▶ _TASK TO COMPLETE_
State how many lines of the records contain the string "收到贵州省红十字会捐", and give no other information.

▶ _Extracted records_
━━━

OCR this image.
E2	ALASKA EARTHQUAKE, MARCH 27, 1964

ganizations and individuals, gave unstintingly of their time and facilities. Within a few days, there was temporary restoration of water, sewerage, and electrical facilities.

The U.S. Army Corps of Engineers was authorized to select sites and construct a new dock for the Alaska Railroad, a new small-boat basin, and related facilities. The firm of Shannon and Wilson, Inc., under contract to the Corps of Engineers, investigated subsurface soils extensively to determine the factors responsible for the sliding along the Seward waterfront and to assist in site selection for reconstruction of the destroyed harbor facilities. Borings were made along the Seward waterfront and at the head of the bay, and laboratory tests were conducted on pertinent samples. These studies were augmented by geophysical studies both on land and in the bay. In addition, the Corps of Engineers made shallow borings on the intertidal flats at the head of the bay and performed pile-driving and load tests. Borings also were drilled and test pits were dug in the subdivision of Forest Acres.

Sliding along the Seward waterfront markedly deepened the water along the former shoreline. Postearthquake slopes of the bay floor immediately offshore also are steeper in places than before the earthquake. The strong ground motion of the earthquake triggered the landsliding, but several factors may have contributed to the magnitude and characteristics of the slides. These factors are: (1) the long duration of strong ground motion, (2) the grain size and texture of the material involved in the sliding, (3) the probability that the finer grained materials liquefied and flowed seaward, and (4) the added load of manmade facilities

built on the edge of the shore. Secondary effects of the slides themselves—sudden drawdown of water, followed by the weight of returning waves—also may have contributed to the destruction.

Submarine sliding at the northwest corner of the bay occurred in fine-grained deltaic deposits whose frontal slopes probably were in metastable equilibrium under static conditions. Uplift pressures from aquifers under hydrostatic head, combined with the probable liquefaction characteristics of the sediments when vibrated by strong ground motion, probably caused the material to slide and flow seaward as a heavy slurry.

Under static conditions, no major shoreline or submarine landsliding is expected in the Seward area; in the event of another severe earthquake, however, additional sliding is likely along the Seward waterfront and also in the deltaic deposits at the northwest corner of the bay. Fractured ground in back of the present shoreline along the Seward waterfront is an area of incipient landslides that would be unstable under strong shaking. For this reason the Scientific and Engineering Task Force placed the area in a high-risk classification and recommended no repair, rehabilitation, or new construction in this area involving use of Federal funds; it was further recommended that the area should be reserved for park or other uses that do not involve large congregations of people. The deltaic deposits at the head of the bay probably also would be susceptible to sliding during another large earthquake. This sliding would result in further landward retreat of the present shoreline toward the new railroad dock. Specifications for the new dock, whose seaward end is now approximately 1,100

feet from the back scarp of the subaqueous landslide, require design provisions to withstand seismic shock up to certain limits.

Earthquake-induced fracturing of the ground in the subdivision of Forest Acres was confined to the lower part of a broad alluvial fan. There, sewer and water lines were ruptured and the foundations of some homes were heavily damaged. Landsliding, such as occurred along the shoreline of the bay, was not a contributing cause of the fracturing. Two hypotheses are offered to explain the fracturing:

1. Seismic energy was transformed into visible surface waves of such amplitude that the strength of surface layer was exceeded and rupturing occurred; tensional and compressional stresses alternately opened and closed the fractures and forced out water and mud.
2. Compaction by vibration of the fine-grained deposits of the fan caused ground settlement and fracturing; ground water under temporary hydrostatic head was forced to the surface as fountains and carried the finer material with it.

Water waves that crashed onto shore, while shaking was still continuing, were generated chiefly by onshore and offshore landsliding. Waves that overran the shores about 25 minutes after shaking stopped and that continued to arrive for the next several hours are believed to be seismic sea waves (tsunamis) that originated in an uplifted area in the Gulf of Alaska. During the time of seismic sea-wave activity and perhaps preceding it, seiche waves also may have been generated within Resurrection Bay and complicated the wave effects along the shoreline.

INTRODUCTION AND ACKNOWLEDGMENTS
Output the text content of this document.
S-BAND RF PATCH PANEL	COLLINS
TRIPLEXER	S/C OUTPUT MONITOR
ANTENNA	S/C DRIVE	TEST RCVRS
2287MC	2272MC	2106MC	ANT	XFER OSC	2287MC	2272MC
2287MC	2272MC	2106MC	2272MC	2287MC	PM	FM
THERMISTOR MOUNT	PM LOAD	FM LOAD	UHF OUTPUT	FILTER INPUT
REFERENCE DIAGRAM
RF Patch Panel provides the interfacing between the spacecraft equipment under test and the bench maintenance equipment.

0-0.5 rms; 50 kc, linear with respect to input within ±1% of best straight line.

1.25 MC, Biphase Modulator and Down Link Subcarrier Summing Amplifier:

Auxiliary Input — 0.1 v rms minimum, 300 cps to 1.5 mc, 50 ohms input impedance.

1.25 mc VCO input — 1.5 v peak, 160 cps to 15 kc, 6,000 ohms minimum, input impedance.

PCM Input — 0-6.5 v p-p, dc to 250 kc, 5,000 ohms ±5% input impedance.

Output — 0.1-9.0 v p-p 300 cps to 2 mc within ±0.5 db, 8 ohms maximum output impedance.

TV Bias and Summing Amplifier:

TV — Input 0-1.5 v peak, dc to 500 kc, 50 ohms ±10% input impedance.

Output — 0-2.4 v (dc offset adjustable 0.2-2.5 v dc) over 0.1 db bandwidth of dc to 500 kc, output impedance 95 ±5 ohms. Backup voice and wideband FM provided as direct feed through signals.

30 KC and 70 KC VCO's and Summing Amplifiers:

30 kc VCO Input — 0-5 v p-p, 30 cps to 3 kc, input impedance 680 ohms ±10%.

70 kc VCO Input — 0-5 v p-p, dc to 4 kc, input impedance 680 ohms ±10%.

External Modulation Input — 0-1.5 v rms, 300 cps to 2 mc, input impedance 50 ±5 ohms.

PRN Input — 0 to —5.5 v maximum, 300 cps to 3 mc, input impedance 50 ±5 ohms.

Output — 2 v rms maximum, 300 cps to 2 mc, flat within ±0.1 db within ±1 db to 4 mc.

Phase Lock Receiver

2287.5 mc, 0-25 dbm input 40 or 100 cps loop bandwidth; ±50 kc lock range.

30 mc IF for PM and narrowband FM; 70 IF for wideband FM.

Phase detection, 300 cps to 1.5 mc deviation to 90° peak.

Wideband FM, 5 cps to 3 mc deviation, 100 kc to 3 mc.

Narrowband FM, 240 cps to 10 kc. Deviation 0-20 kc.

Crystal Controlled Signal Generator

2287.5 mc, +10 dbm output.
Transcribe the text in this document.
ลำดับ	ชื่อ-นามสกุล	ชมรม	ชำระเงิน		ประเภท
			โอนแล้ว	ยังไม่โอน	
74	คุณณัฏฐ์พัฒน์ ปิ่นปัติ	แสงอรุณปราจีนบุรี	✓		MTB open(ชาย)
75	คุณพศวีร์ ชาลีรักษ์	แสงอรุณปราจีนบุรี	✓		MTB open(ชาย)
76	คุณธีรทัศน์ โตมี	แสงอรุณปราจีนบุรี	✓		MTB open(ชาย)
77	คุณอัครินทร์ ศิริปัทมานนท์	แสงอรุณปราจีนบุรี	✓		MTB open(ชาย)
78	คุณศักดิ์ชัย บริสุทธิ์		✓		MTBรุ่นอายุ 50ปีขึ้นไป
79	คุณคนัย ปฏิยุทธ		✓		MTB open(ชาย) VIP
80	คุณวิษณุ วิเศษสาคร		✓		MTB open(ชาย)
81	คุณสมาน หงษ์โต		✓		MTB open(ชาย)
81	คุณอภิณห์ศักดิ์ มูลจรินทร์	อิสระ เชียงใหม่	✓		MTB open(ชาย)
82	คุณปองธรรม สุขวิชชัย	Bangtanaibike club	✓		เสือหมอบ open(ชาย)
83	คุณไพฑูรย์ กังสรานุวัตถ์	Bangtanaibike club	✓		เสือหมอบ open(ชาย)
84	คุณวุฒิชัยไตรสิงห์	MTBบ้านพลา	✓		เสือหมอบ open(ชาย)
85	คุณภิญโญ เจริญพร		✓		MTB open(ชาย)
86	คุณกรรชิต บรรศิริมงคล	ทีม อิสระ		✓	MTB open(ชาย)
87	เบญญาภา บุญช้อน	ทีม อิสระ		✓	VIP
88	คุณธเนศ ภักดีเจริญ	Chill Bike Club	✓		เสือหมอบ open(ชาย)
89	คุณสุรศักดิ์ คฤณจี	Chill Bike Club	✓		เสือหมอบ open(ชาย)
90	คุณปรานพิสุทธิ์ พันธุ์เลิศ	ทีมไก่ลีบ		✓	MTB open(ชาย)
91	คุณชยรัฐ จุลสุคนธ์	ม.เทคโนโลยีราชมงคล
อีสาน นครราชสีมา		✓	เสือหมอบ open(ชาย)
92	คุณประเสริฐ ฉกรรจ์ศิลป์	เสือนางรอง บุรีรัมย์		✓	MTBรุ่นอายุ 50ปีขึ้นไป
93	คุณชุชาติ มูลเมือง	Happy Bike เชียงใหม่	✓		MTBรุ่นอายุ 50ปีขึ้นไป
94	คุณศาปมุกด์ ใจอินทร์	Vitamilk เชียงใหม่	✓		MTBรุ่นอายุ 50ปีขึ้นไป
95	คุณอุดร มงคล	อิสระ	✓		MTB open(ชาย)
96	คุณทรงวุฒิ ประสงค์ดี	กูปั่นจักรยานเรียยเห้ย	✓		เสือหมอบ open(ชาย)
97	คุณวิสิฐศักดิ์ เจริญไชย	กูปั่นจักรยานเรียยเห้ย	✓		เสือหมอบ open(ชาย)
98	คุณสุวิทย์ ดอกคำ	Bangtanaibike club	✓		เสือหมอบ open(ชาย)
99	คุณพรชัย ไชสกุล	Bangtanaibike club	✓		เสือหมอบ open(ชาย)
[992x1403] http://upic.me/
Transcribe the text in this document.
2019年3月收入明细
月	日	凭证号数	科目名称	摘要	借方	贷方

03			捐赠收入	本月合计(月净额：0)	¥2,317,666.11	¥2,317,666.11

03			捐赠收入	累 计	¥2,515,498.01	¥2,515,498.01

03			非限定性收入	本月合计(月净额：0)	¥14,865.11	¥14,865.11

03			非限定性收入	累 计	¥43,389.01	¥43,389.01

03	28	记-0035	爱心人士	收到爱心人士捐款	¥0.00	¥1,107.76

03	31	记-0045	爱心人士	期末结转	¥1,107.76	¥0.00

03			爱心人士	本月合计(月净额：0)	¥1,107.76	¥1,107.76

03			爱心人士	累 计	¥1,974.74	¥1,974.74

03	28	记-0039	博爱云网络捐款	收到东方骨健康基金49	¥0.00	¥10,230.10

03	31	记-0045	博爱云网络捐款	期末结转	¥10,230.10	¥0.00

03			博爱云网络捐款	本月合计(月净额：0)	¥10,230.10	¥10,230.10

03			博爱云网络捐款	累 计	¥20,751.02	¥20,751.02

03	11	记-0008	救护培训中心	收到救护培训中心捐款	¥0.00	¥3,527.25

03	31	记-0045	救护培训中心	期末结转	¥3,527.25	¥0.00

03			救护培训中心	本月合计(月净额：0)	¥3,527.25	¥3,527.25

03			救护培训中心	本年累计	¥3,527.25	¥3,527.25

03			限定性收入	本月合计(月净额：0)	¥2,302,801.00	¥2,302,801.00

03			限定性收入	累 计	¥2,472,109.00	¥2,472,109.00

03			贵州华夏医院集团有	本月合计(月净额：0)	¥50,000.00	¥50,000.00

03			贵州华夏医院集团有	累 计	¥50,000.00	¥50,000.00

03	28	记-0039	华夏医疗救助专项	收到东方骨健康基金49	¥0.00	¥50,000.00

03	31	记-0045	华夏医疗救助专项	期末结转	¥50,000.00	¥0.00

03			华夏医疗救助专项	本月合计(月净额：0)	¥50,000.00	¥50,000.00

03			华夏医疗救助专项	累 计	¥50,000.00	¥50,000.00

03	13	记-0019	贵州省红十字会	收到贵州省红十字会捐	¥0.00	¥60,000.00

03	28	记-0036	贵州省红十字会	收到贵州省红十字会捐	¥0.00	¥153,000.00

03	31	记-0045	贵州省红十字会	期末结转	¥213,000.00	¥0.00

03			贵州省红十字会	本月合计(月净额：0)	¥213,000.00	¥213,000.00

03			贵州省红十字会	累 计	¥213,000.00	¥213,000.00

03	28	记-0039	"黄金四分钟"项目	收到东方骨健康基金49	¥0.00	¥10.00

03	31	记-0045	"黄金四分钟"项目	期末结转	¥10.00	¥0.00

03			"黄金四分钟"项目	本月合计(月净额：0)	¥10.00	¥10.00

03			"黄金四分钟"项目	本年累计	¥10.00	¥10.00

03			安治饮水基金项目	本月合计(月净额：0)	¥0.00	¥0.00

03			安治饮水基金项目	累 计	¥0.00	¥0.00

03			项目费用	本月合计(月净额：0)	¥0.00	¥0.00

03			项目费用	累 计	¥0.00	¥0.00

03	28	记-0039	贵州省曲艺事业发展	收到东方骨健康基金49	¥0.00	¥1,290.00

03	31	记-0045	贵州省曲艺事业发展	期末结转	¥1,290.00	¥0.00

━━━

▶ _ANSWER FOR THE TASK_
2